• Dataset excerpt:
══════════

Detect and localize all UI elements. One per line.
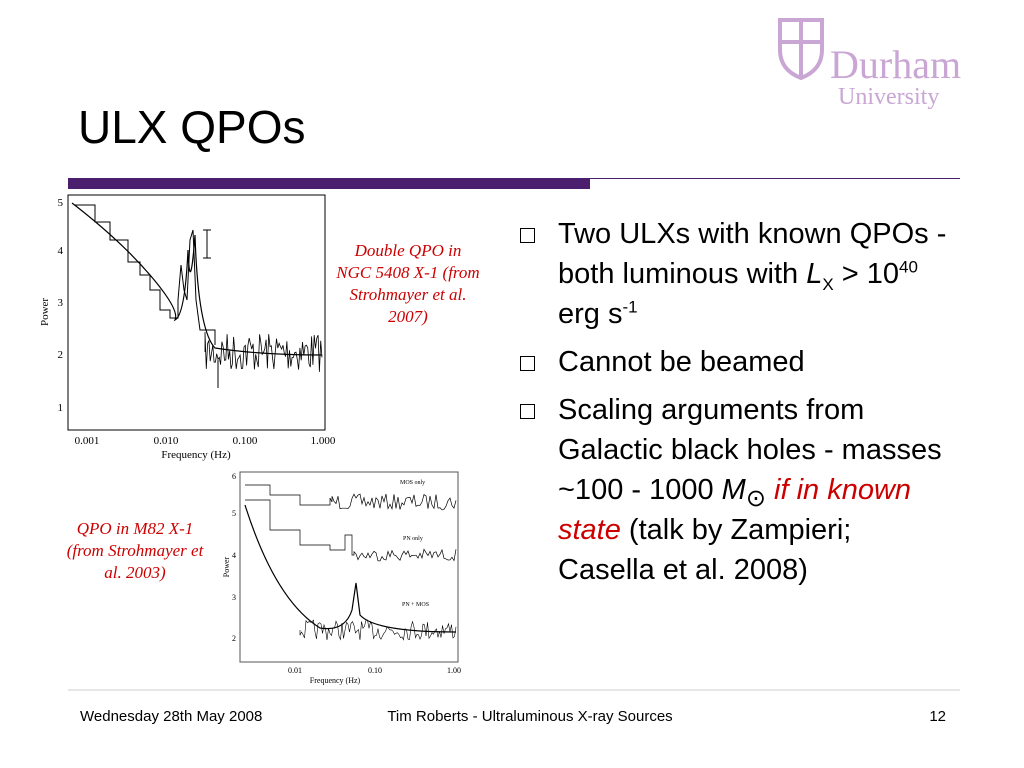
text: > 10 — [833, 258, 900, 290]
plot-frame — [239, 471, 459, 663]
spectrum-curve — [245, 484, 457, 511]
spectrum-curve — [299, 619, 457, 641]
spectrum-curve — [203, 229, 219, 388]
x-tick-label: 1.000 — [311, 435, 336, 447]
x-tick-label: 0.001 — [75, 435, 100, 447]
footer-center: Tim Roberts - Ultraluminous X-ray Source… — [387, 708, 673, 725]
x-tick-label: 0.01 — [288, 666, 302, 675]
text: M — [721, 474, 746, 506]
text: (talk by Zampieri; Casella et al. 2008) — [558, 514, 852, 586]
figure: 6 5 4 3 2 0.01 0.10 1.00 Frequency (Hz) … — [222, 471, 461, 685]
y-tick-label: 3 — [58, 297, 64, 309]
text: Scaling arguments from Galactic black ho… — [558, 394, 942, 506]
plot-annotation: PN + MOS — [402, 602, 429, 608]
x-tick-label: 0.010 — [154, 435, 179, 447]
spectrum-curve — [244, 504, 457, 633]
y-tick-label: 2 — [58, 349, 64, 361]
logo-name: Durham — [830, 42, 961, 87]
spectrum-curve — [75, 204, 216, 345]
x-axis-label: Frequency (Hz) — [161, 449, 231, 461]
x-axis-label: Frequency (Hz) — [310, 676, 361, 685]
y-tick-label: 4 — [232, 551, 236, 560]
footer-date: Wednesday 28th May 2008 — [80, 708, 263, 725]
text: Two ULXs with known QPOs - both luminous… — [558, 218, 947, 290]
bullet: Scaling arguments from Galactic black ho… — [516, 390, 956, 590]
spectrum-curve — [71, 202, 323, 356]
plot-annotation: MOS only — [400, 480, 425, 486]
spectrum-curve — [204, 331, 323, 372]
text: Cannot be beamed — [558, 346, 805, 378]
y-tick-label: 6 — [232, 472, 236, 481]
x-tick-label: 0.100 — [233, 435, 258, 447]
text: ⊙ — [745, 484, 766, 512]
y-tick-label: 2 — [232, 634, 236, 643]
spectrum-curve — [245, 499, 457, 562]
x-tick-label: 1.00 — [447, 666, 461, 675]
bullet-list: Two ULXs with known QPOs - both luminous… — [516, 214, 956, 598]
y-tick-label: 3 — [232, 593, 236, 602]
footer-page: 12 — [929, 708, 946, 725]
plot-frame — [67, 194, 326, 431]
y-tick-label: 5 — [232, 509, 236, 518]
y-tick-label: 1 — [58, 402, 64, 414]
text: -1 — [622, 297, 638, 317]
text: if in known state — [558, 474, 912, 546]
logo-sub: University — [838, 84, 939, 110]
x-tick-label: 0.10 — [368, 666, 382, 675]
plot-annotation: PN only — [403, 536, 423, 542]
y-tick-label: 5 — [58, 197, 64, 209]
logo-crest — [778, 18, 824, 81]
slide-title: ULX QPOs — [78, 101, 306, 153]
figure: 5 4 3 2 1 0.001 0.010 0.100 1.000 Freque… — [39, 194, 336, 461]
figure-caption: QPO in M82 X-1 (from Strohmayer et al. 2… — [66, 519, 204, 582]
bullet: Two ULXs with known QPOs - both luminous… — [516, 214, 956, 334]
text: erg s — [558, 298, 623, 330]
title-rule — [68, 178, 590, 189]
figure-caption: Double QPO in NGC 5408 X-1 (from Strohma… — [336, 241, 480, 326]
text: L — [806, 258, 823, 290]
y-tick-label: 4 — [58, 245, 64, 257]
text: 40 — [899, 257, 918, 277]
y-axis-label: Power — [39, 298, 51, 326]
y-axis-label: Power — [222, 556, 231, 577]
bullet: Cannot be beamed — [516, 342, 956, 382]
text: X — [822, 274, 834, 294]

══════════

• WHAT IS BEING ASKED:
Please arrange every line of the items above as a numbered list, leaving out blank lines. Don't include the pictures.

• SOLUTION BELOW:
1. Detect and localize all UI elements. One per line.
2. text: > 10 — [833, 258, 900, 290]
3. plot-frame — [239, 471, 459, 663]
4. spectrum-curve — [245, 484, 457, 511]
5. spectrum-curve — [299, 619, 457, 641]
6. spectrum-curve — [203, 229, 219, 388]
7. x-tick-label: 1.000 — [311, 435, 336, 447]
8. x-tick-label: 0.001 — [75, 435, 100, 447]
9. footer-center: Tim Roberts - Ultraluminous X-ray Source… — [387, 708, 673, 725]
10. x-tick-label: 0.01 — [288, 666, 302, 675]
11. text: M — [721, 474, 746, 506]
12. text: (talk by Zampieri; Casella et al. 2008) — [558, 514, 852, 586]
13. figure: 6 5 4 3 2 0.01 0.10 1.00 Frequency (Hz) … — [222, 471, 461, 685]
14. y-tick-label: 3 — [58, 297, 64, 309]
15. text: Scaling arguments from Galactic black ho… — [558, 394, 942, 506]
16. plot-annotation: PN + MOS — [402, 602, 429, 608]
17. x-tick-label: 0.010 — [154, 435, 179, 447]
18. spectrum-curve — [244, 504, 457, 633]
19. y-tick-label: 2 — [58, 349, 64, 361]
20. logo-name: Durham — [830, 42, 961, 87]
21. spectrum-curve — [75, 204, 216, 345]
22. x-axis-label: Frequency (Hz) — [161, 449, 231, 461]
23. x-axis-label: Frequency (Hz) — [310, 676, 361, 685]
24. y-tick-label: 4 — [232, 551, 236, 560]
25. footer-date: Wednesday 28th May 2008 — [80, 708, 263, 725]
26. text: Two ULXs with known QPOs - both luminous… — [558, 218, 947, 290]
27. bullet: Scaling arguments from Galactic black ho… — [516, 390, 956, 590]
28. spectrum-curve — [71, 202, 323, 356]
29. plot-annotation: MOS only — [400, 480, 425, 486]
30. spectrum-curve — [204, 331, 323, 372]
31. text: Cannot be beamed — [558, 346, 805, 378]
32. y-tick-label: 6 — [232, 472, 236, 481]
33. x-tick-label: 0.100 — [233, 435, 258, 447]
34. text: ⊙ — [745, 484, 766, 512]
35. y-tick-label: 2 — [232, 634, 236, 643]
36. spectrum-curve — [245, 499, 457, 562]
37. x-tick-label: 1.00 — [447, 666, 461, 675]
38. bullet-list: Two ULXs with known QPOs - both luminous… — [516, 214, 956, 598]
39. y-tick-label: 3 — [232, 593, 236, 602]
40. footer-page: 12 — [929, 708, 946, 725]
41. plot-frame — [67, 194, 326, 431]
42. y-tick-label: 5 — [232, 509, 236, 518]
43. y-tick-label: 1 — [58, 402, 64, 414]
44. text: -1 — [622, 297, 638, 317]
45. text: if in known state — [558, 474, 912, 546]
46. logo-sub: University — [838, 84, 939, 110]
47. x-tick-label: 0.10 — [368, 666, 382, 675]
48. plot-annotation: PN only — [403, 536, 423, 542]
49. y-tick-label: 5 — [58, 197, 64, 209]
50. logo-crest — [778, 18, 824, 81]
51. slide-title: ULX QPOs — [78, 101, 306, 153]
52. figure: 5 4 3 2 1 0.001 0.010 0.100 1.000 Freque… — [39, 194, 336, 461]
53. figure-caption: QPO in M82 X-1 (from Strohmayer et al. 2… — [66, 519, 204, 582]
54. bullet: Two ULXs with known QPOs - both luminous… — [516, 214, 956, 334]
55. text: erg s — [558, 298, 623, 330]
56. title-rule — [68, 178, 590, 189]
57. figure-caption: Double QPO in NGC 5408 X-1 (from Strohma… — [336, 241, 480, 326]
58. text: L — [806, 258, 823, 290]
59. y-tick-label: 4 — [58, 245, 64, 257]
60. text: 40 — [899, 257, 918, 277]
61. y-axis-label: Power — [39, 298, 51, 326]
62. y-axis-label: Power — [222, 556, 231, 577]
63. bullet: Cannot be beamed — [516, 342, 956, 382]
64. text: X — [822, 274, 834, 294]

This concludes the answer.